# Task directions:
Quote, verbatim, all material below, without pictures.

# Task inputs:
--- --- ---
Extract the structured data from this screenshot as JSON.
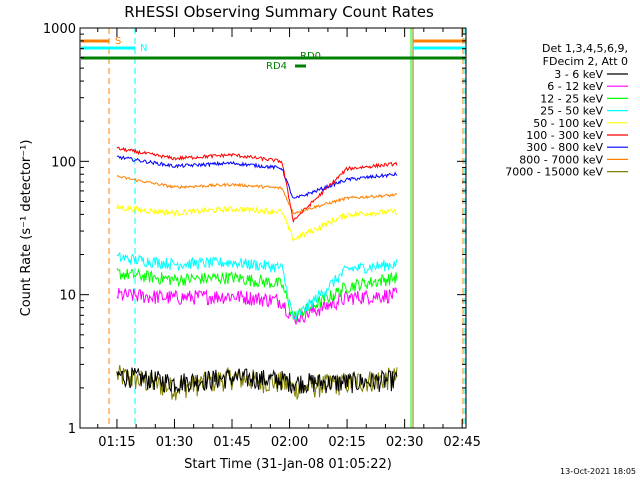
{
  "chart_data": {
    "type": "line",
    "title": "RHESSI Observing Summary Count Rates",
    "xlabel": "Start Time (31-Jan-08 01:05:22)",
    "ylabel": "Count Rate (s⁻¹ detector⁻¹)",
    "y_scale": "log",
    "ylim": [
      1,
      1000
    ],
    "xlim_minutes": [
      65.37,
      166.0
    ],
    "x_ticks": [
      {
        "label": "01:15",
        "minutes": 75
      },
      {
        "label": "01:30",
        "minutes": 90
      },
      {
        "label": "01:45",
        "minutes": 105
      },
      {
        "label": "02:00",
        "minutes": 120
      },
      {
        "label": "02:15",
        "minutes": 135
      },
      {
        "label": "02:30",
        "minutes": 150
      },
      {
        "label": "02:45",
        "minutes": 165
      }
    ],
    "y_ticks": [
      {
        "label": "1",
        "value": 1
      },
      {
        "label": "10",
        "value": 10
      },
      {
        "label": "100",
        "value": 100
      },
      {
        "label": "1000",
        "value": 1000
      }
    ],
    "legend": {
      "placement": "right",
      "header": [
        "Det 1,3,4,5,6,9,",
        "FDecim 2, Att 0"
      ]
    },
    "series": [
      {
        "name": "3 - 6 keV",
        "color": "#000000",
        "x": [
          75,
          90,
          105,
          118,
          121,
          135,
          148
        ],
        "y": [
          2.5,
          2.2,
          2.4,
          2.3,
          2.2,
          2.2,
          2.3
        ]
      },
      {
        "name": "6 - 12 keV",
        "color": "#ff00ff",
        "x": [
          75,
          90,
          105,
          118,
          121,
          135,
          148
        ],
        "y": [
          10.0,
          9.5,
          9.8,
          9.0,
          6.6,
          9.5,
          10.0
        ]
      },
      {
        "name": "12 - 25 keV",
        "color": "#00ff00",
        "x": [
          75,
          90,
          105,
          118,
          121,
          135,
          148
        ],
        "y": [
          14.5,
          13.0,
          13.5,
          12.0,
          6.8,
          11.5,
          13.5
        ]
      },
      {
        "name": "25 - 50 keV",
        "color": "#00ffff",
        "x": [
          75,
          90,
          105,
          118,
          121,
          135,
          148
        ],
        "y": [
          19.0,
          17.0,
          17.5,
          16.0,
          6.5,
          15.5,
          17.0
        ]
      },
      {
        "name": "50 - 100 keV",
        "color": "#ffff00",
        "x": [
          75,
          90,
          105,
          118,
          121,
          135,
          148
        ],
        "y": [
          45,
          41,
          44,
          42,
          26,
          40,
          42
        ]
      },
      {
        "name": "100 - 300 keV",
        "color": "#ff0000",
        "x": [
          75,
          90,
          105,
          118,
          121,
          135,
          148
        ],
        "y": [
          125,
          105,
          112,
          100,
          36,
          88,
          96
        ]
      },
      {
        "name": "300 - 800 keV",
        "color": "#0000ff",
        "x": [
          75,
          90,
          105,
          118,
          121,
          135,
          148
        ],
        "y": [
          108,
          92,
          97,
          89,
          52,
          73,
          80
        ]
      },
      {
        "name": "800 - 7000 keV",
        "color": "#ff8000",
        "x": [
          75,
          90,
          105,
          118,
          121,
          135,
          148
        ],
        "y": [
          77,
          64,
          67,
          63,
          41,
          53,
          56
        ]
      },
      {
        "name": "7000 - 15000 keV",
        "color": "#808000",
        "x": [
          75,
          90,
          105,
          118,
          121,
          135,
          148
        ],
        "y": [
          2.5,
          2.0,
          2.4,
          2.2,
          2.0,
          2.2,
          2.4
        ]
      }
    ],
    "annotations": [
      {
        "text": "S",
        "color": "#ff8000"
      },
      {
        "text": "N",
        "color": "#00ffff"
      },
      {
        "text": "RD0",
        "color": "#008000"
      },
      {
        "text": "RD4",
        "color": "#008000"
      }
    ],
    "footer": "13-Oct-2021 18:05"
  }
}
--- --- ---
# Written response:
Extract the structured data from this screenshot as JSON.
{
  "chart_data": {
    "type": "line",
    "title": "RHESSI Observing Summary Count Rates",
    "xlabel": "Start Time (31-Jan-08 01:05:22)",
    "ylabel": "Count Rate (s⁻¹ detector⁻¹)",
    "y_scale": "log",
    "ylim": [
      1,
      1000
    ],
    "xlim_minutes": [
      65.37,
      166.0
    ],
    "x_ticks": [
      {
        "label": "01:15",
        "minutes": 75
      },
      {
        "label": "01:30",
        "minutes": 90
      },
      {
        "label": "01:45",
        "minutes": 105
      },
      {
        "label": "02:00",
        "minutes": 120
      },
      {
        "label": "02:15",
        "minutes": 135
      },
      {
        "label": "02:30",
        "minutes": 150
      },
      {
        "label": "02:45",
        "minutes": 165
      }
    ],
    "y_ticks": [
      {
        "label": "1",
        "value": 1
      },
      {
        "label": "10",
        "value": 10
      },
      {
        "label": "100",
        "value": 100
      },
      {
        "label": "1000",
        "value": 1000
      }
    ],
    "legend": {
      "placement": "right",
      "header": [
        "Det 1,3,4,5,6,9,",
        "FDecim 2, Att 0"
      ]
    },
    "series": [
      {
        "name": "3 - 6 keV",
        "color": "#000000",
        "x": [
          75,
          90,
          105,
          118,
          121,
          135,
          148
        ],
        "y": [
          2.5,
          2.2,
          2.4,
          2.3,
          2.2,
          2.2,
          2.3
        ]
      },
      {
        "name": "6 - 12 keV",
        "color": "#ff00ff",
        "x": [
          75,
          90,
          105,
          118,
          121,
          135,
          148
        ],
        "y": [
          10.0,
          9.5,
          9.8,
          9.0,
          6.6,
          9.5,
          10.0
        ]
      },
      {
        "name": "12 - 25 keV",
        "color": "#00ff00",
        "x": [
          75,
          90,
          105,
          118,
          121,
          135,
          148
        ],
        "y": [
          14.5,
          13.0,
          13.5,
          12.0,
          6.8,
          11.5,
          13.5
        ]
      },
      {
        "name": "25 - 50 keV",
        "color": "#00ffff",
        "x": [
          75,
          90,
          105,
          118,
          121,
          135,
          148
        ],
        "y": [
          19.0,
          17.0,
          17.5,
          16.0,
          6.5,
          15.5,
          17.0
        ]
      },
      {
        "name": "50 - 100 keV",
        "color": "#ffff00",
        "x": [
          75,
          90,
          105,
          118,
          121,
          135,
          148
        ],
        "y": [
          45,
          41,
          44,
          42,
          26,
          40,
          42
        ]
      },
      {
        "name": "100 - 300 keV",
        "color": "#ff0000",
        "x": [
          75,
          90,
          105,
          118,
          121,
          135,
          148
        ],
        "y": [
          125,
          105,
          112,
          100,
          36,
          88,
          96
        ]
      },
      {
        "name": "300 - 800 keV",
        "color": "#0000ff",
        "x": [
          75,
          90,
          105,
          118,
          121,
          135,
          148
        ],
        "y": [
          108,
          92,
          97,
          89,
          52,
          73,
          80
        ]
      },
      {
        "name": "800 - 7000 keV",
        "color": "#ff8000",
        "x": [
          75,
          90,
          105,
          118,
          121,
          135,
          148
        ],
        "y": [
          77,
          64,
          67,
          63,
          41,
          53,
          56
        ]
      },
      {
        "name": "7000 - 15000 keV",
        "color": "#808000",
        "x": [
          75,
          90,
          105,
          118,
          121,
          135,
          148
        ],
        "y": [
          2.5,
          2.0,
          2.4,
          2.2,
          2.0,
          2.2,
          2.4
        ]
      }
    ],
    "annotations": [
      {
        "text": "S",
        "color": "#ff8000"
      },
      {
        "text": "N",
        "color": "#00ffff"
      },
      {
        "text": "RD0",
        "color": "#008000"
      },
      {
        "text": "RD4",
        "color": "#008000"
      }
    ],
    "footer": "13-Oct-2021 18:05"
  }
}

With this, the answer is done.